══ Dataset content
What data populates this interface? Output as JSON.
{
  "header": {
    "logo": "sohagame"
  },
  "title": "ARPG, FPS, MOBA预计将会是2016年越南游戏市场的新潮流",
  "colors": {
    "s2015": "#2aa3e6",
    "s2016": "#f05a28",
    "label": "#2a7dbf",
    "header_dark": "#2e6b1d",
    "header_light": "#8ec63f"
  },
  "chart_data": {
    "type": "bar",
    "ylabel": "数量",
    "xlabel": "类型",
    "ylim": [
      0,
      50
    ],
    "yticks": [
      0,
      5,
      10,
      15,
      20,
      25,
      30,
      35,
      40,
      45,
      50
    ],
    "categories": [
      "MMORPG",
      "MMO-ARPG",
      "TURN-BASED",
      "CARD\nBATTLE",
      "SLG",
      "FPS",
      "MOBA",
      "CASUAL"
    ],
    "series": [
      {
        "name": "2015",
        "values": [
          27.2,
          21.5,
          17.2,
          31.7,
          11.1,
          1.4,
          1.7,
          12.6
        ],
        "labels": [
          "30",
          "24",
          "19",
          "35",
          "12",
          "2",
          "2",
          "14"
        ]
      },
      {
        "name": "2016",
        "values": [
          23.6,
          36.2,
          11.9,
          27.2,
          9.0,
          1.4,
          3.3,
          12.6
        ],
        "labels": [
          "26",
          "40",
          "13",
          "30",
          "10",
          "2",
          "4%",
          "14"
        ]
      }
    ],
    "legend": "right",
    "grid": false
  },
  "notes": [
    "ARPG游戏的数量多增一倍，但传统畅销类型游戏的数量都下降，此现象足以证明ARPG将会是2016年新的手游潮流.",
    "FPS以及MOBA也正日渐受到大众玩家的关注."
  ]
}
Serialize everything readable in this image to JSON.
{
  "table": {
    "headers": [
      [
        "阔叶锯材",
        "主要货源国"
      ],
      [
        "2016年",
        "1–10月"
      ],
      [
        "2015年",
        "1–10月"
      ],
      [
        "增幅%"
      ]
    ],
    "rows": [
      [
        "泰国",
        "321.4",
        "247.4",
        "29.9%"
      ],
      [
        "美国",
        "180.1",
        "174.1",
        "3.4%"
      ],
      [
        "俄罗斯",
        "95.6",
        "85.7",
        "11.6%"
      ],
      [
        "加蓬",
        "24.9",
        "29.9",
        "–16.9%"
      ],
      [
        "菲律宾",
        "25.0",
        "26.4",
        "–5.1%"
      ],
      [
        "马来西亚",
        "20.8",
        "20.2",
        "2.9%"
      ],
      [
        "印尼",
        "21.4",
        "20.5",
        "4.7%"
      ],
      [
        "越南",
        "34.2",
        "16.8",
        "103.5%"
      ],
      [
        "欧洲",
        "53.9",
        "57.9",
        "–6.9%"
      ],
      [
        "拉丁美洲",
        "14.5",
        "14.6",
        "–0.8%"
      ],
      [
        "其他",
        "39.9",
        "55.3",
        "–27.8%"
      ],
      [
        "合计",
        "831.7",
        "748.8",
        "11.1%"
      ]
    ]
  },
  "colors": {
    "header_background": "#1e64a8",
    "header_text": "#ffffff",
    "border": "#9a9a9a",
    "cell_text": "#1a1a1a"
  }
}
════
## Objective
Go through the records and copy each line with "JSON" in it.

## Written solution
What data populates this interface? Output as JSON.
Serialize everything readable in this image to JSON.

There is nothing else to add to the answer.